→ **EXERCISE**
Write out the records below word for word, please.
◆ ◆ ◆ ◆ ◆ ◆ ◆
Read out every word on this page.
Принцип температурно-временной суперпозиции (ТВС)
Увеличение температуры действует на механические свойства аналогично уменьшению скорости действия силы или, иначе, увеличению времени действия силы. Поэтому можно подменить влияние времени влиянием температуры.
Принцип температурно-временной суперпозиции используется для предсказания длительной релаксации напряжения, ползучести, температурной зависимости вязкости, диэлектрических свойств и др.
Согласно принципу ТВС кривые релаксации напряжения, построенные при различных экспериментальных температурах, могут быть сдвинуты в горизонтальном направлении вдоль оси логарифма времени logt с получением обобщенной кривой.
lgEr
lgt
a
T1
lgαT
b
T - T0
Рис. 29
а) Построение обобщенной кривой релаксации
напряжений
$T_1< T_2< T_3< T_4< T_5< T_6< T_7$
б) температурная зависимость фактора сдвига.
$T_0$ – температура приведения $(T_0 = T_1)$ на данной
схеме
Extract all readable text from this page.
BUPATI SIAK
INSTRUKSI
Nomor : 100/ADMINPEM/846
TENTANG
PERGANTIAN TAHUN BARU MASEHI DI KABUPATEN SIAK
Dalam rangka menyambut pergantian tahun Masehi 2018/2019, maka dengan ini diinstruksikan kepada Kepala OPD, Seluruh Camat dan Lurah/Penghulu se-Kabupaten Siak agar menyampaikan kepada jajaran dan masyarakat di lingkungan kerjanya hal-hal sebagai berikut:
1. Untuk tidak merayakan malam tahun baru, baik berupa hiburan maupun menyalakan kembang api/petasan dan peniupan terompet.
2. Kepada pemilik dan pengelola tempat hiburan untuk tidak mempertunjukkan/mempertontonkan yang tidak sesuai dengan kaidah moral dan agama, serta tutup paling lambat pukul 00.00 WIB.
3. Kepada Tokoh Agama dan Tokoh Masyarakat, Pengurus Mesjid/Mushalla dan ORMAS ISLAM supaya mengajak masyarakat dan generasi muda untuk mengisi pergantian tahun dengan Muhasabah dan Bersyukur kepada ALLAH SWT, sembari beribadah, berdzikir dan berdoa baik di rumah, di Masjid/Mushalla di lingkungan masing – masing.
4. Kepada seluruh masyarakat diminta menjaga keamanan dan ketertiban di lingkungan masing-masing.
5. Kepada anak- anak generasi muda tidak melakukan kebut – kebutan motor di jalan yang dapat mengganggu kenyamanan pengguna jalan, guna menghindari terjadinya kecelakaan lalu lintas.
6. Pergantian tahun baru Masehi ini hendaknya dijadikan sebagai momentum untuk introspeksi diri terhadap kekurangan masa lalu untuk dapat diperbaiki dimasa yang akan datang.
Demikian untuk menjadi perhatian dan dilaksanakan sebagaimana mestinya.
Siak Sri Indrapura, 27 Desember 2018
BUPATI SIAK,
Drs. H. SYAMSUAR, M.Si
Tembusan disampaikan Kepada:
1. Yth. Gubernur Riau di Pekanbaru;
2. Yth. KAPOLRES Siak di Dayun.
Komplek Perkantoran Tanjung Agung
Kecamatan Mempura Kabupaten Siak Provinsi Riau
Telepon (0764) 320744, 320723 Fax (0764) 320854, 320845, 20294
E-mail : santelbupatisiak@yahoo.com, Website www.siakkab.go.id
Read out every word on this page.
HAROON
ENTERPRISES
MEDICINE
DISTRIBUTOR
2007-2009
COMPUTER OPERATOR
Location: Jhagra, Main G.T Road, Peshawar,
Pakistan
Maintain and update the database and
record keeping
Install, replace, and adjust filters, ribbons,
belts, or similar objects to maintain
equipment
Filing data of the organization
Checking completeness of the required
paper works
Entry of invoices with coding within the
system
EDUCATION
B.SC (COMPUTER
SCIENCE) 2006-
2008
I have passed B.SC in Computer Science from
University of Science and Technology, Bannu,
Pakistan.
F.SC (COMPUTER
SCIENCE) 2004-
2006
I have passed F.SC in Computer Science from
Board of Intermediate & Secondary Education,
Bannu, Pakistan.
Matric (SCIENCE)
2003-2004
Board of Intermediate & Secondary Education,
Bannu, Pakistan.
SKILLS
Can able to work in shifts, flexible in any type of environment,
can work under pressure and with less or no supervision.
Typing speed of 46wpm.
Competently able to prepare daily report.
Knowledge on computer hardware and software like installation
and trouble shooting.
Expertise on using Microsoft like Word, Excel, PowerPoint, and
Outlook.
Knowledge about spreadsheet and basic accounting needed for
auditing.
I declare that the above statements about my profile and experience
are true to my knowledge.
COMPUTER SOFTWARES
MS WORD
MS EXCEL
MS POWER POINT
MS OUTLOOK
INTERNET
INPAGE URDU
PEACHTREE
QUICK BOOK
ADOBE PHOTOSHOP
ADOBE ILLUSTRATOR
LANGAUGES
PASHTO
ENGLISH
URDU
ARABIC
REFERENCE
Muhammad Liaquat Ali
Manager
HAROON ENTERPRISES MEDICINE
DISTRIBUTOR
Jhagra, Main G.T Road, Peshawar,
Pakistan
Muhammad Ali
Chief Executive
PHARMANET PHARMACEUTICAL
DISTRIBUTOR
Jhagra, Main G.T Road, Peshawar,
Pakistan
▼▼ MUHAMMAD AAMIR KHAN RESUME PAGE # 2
◆ ◆ ◆ ◆ ◆ ◆ ◆
→ **EXERCISE SOLUTION**
Read out every word on this page.
Принцип температурно-временной суперпозиции (ТВС)
Увеличение температуры действует на механические свойства аналогично уменьшению скорости действия силы или, иначе, увеличению времени действия силы. Поэтому можно подменить влияние времени влиянием температуры.
Принцип температурно-временной суперпозиции используется для предсказания длительной релаксации напряжения, ползучести, температурной зависимости вязкости, диэлектрических свойств и др.
Согласно принципу ТВС кривые релаксации напряжения, построенные при различных экспериментальных температурах, могут быть сдвинуты в горизонтальном направлении вдоль оси логарифма времени logt с получением обобщенной кривой.
lgEr
lgt
a
T1
lgαT
b
T - T0
Рис. 29
а) Построение обобщенной кривой релаксации
напряжений
$T_1< T_2< T_3< T_4< T_5< T_6< T_7$
б) температурная зависимость фактора сдвига.
$T_0$ – температура приведения $(T_0 = T_1)$ на данной
схеме
Extract all readable text from this page.
BUPATI SIAK
INSTRUKSI
Nomor : 100/ADMINPEM/846
TENTANG
PERGANTIAN TAHUN BARU MASEHI DI KABUPATEN SIAK
Dalam rangka menyambut pergantian tahun Masehi 2018/2019, maka dengan ini diinstruksikan kepada Kepala OPD, Seluruh Camat dan Lurah/Penghulu se-Kabupaten Siak agar menyampaikan kepada jajaran dan masyarakat di lingkungan kerjanya hal-hal sebagai berikut:
1. Untuk tidak merayakan malam tahun baru, baik berupa hiburan maupun menyalakan kembang api/petasan dan peniupan terompet.
2. Kepada pemilik dan pengelola tempat hiburan untuk tidak mempertunjukkan/mempertontonkan yang tidak sesuai dengan kaidah moral dan agama, serta tutup paling lambat pukul 00.00 WIB.
3. Kepada Tokoh Agama dan Tokoh Masyarakat, Pengurus Mesjid/Mushalla dan ORMAS ISLAM supaya mengajak masyarakat dan generasi muda untuk mengisi pergantian tahun dengan Muhasabah dan Bersyukur kepada ALLAH SWT, sembari beribadah, berdzikir dan berdoa baik di rumah, di Masjid/Mushalla di lingkungan masing – masing.
4. Kepada seluruh masyarakat diminta menjaga keamanan dan ketertiban di lingkungan masing-masing.
5. Kepada anak- anak generasi muda tidak melakukan kebut – kebutan motor di jalan yang dapat mengganggu kenyamanan pengguna jalan, guna menghindari terjadinya kecelakaan lalu lintas.
6. Pergantian tahun baru Masehi ini hendaknya dijadikan sebagai momentum untuk introspeksi diri terhadap kekurangan masa lalu untuk dapat diperbaiki dimasa yang akan datang.
Demikian untuk menjadi perhatian dan dilaksanakan sebagaimana mestinya.
Siak Sri Indrapura, 27 Desember 2018
BUPATI SIAK,
Drs. H. SYAMSUAR, M.Si
Tembusan disampaikan Kepada:
1. Yth. Gubernur Riau di Pekanbaru;
2. Yth. KAPOLRES Siak di Dayun.
Komplek Perkantoran Tanjung Agung
Kecamatan Mempura Kabupaten Siak Provinsi Riau
Telepon (0764) 320744, 320723 Fax (0764) 320854, 320845, 20294
E-mail : santelbupatisiak@yahoo.com, Website www.siakkab.go.id
Read out every word on this page.
HAROON
ENTERPRISES
MEDICINE
DISTRIBUTOR
2007-2009
COMPUTER OPERATOR
Location: Jhagra, Main G.T Road, Peshawar,
Pakistan
Maintain and update the database and
record keeping
Install, replace, and adjust filters, ribbons,
belts, or similar objects to maintain
equipment
Filing data of the organization
Checking completeness of the required
paper works
Entry of invoices with coding within the
system
EDUCATION
B.SC (COMPUTER
SCIENCE) 2006-
2008
I have passed B.SC in Computer Science from
University of Science and Technology, Bannu,
Pakistan.
F.SC (COMPUTER
SCIENCE) 2004-
2006
I have passed F.SC in Computer Science from
Board of Intermediate & Secondary Education,
Bannu, Pakistan.
Matric (SCIENCE)
2003-2004
Board of Intermediate & Secondary Education,
Bannu, Pakistan.
SKILLS
Can able to work in shifts, flexible in any type of environment,
can work under pressure and with less or no supervision.
Typing speed of 46wpm.
Competently able to prepare daily report.
Knowledge on computer hardware and software like installation
and trouble shooting.
Expertise on using Microsoft like Word, Excel, PowerPoint, and
Outlook.
Knowledge about spreadsheet and basic accounting needed for
auditing.
I declare that the above statements about my profile and experience
are true to my knowledge.
COMPUTER SOFTWARES
MS WORD
MS EXCEL
MS POWER POINT
MS OUTLOOK
INTERNET
INPAGE URDU
PEACHTREE
QUICK BOOK
ADOBE PHOTOSHOP
ADOBE ILLUSTRATOR
LANGAUGES
PASHTO
ENGLISH
URDU
ARABIC
REFERENCE
Muhammad Liaquat Ali
Manager
HAROON ENTERPRISES MEDICINE
DISTRIBUTOR
Jhagra, Main G.T Road, Peshawar,
Pakistan
Muhammad Ali
Chief Executive
PHARMANET PHARMACEUTICAL
DISTRIBUTOR
Jhagra, Main G.T Road, Peshawar,
Pakistan
▼▼ MUHAMMAD AAMIR KHAN RESUME PAGE # 2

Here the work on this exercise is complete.